Text shown:
In the previous blog, Away, I looked at the journeys of poet Andrea MacPherson who ferreted out people and places of ancestors who had emigrated from Ireland and Scotland a generation or two earlier. In this post — Ru, a poetic fictionalized memoir by Kim Thúy — we experience the harrowing journey of refugees fleeing Vietnam for Canada, escaping Saigon for Montreal. From war to an escape by boat, from a refugee camp in Malaysia to snowy Montreal, Thúy shares both the intimate and the universal realities of escape and renewal.
When NPR interviewed Thúy (“A Refugee’s Multilayered Experience in Ru”), they said that the “novel unfolds in the way a flower casts off its petals: one small scene after another.” On the page, the novel looks like a prose poem or perhaps the concise pages of a journal. Yet the narrative flows smoothly and coherently.
It begins with a ten-year-old girl, but like memory that doesn’t necessarily reveal itself chronologically, the story called Ru flows back and forth in time as one experience triggers another. It does so as the name suggests, as gently as a lullaby. This is extraordinary given the intense and often devastating experiences of the refugees. At the books core, Ru is a story of survival against all odds (Thúy has said the family expected to die) but it is also a beautiful story of a girl who becomes a woman almost in awe of the way lives unfold and people grow and blossom.

Work task: Reproduce the passage of the blog post on Ru starting with "In the previous" and going on through "escape and renewal.".

Bounding box prediction data
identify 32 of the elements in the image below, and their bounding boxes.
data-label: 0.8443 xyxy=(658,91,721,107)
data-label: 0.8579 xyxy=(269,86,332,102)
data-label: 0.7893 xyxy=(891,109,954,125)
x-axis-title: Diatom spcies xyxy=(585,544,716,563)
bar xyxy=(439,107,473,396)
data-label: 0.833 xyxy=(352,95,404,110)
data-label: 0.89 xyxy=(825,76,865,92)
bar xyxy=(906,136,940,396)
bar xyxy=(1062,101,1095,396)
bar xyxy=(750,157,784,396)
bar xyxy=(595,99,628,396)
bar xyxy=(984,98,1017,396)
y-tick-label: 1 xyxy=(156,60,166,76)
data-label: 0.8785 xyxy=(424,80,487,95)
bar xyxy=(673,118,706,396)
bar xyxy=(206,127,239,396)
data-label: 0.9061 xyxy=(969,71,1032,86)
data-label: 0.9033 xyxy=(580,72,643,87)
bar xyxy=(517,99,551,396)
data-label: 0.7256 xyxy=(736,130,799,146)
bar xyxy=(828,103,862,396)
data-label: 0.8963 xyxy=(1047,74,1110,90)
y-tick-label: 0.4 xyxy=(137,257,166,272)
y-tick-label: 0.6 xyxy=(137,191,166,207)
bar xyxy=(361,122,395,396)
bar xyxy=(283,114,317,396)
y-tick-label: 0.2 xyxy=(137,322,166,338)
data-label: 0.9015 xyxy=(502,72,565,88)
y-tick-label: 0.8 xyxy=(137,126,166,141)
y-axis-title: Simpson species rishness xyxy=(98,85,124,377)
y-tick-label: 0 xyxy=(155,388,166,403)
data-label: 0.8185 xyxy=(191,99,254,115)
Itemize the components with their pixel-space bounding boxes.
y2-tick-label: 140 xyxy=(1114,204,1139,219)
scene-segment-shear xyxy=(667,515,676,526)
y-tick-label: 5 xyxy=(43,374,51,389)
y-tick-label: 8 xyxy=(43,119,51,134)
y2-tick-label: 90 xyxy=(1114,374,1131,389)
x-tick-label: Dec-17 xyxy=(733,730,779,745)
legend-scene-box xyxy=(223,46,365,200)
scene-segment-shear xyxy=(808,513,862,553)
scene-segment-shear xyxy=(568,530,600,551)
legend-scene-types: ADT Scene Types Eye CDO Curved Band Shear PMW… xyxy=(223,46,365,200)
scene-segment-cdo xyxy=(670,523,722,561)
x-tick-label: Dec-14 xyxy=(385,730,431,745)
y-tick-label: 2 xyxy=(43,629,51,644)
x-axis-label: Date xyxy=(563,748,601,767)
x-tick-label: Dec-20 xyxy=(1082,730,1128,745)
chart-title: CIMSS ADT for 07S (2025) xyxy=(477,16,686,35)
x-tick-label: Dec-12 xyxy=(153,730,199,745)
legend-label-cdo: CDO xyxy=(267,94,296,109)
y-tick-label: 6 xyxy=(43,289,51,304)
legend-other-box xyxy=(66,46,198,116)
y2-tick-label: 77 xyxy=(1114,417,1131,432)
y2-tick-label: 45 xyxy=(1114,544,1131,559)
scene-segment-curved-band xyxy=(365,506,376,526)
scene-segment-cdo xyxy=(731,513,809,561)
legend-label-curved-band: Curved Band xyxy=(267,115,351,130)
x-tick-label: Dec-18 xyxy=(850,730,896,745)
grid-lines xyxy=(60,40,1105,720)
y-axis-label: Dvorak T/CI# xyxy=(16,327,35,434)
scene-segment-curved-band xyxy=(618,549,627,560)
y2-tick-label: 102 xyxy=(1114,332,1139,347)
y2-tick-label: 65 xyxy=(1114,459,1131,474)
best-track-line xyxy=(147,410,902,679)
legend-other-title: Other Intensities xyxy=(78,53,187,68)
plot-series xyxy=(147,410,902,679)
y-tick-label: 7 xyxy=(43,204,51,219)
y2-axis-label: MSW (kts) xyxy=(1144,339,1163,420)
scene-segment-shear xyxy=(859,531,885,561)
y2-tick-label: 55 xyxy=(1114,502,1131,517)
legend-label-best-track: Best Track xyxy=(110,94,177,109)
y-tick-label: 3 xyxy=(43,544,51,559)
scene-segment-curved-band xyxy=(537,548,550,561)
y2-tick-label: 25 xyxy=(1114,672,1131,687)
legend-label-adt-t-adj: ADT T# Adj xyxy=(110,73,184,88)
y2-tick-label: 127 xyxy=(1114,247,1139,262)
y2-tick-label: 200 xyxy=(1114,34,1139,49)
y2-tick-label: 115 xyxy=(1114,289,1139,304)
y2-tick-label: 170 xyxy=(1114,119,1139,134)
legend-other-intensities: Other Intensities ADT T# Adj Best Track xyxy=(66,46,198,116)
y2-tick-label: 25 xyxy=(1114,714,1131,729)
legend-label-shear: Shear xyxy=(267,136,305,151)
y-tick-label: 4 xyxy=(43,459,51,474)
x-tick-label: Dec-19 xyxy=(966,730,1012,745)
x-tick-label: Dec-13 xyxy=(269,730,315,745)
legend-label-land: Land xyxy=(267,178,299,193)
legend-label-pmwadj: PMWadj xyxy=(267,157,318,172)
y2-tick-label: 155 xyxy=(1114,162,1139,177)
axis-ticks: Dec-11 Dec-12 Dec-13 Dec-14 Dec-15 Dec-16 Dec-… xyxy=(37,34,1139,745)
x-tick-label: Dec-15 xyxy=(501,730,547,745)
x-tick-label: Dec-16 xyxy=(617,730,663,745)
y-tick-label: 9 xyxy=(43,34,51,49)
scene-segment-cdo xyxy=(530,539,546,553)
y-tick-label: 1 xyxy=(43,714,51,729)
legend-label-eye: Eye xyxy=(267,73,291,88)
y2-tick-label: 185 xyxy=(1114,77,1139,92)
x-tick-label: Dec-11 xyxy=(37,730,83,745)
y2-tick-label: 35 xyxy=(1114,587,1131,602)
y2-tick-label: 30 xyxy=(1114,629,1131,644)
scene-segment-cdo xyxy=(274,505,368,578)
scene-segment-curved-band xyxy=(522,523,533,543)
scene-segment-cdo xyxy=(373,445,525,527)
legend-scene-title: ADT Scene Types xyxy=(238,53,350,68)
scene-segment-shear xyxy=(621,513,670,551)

Response:
In the previous blog, Away, I looked at the journeys of poet Andrea MacPherson who ferreted out people and places of ancestors who had emigrated from Ireland and Scotland a generation or two earlier. In this post — Ru, a poetic fictionalized memoir by Kim Thúy — we experience the harrowing journey of refugees fleeing Vietnam for Canada, escaping Saigon for Montreal. From war to an escape by boat, from a refugee camp in Malaysia to snowy Montreal, Thúy shares both the intimate and the universal realities of escape and renewal.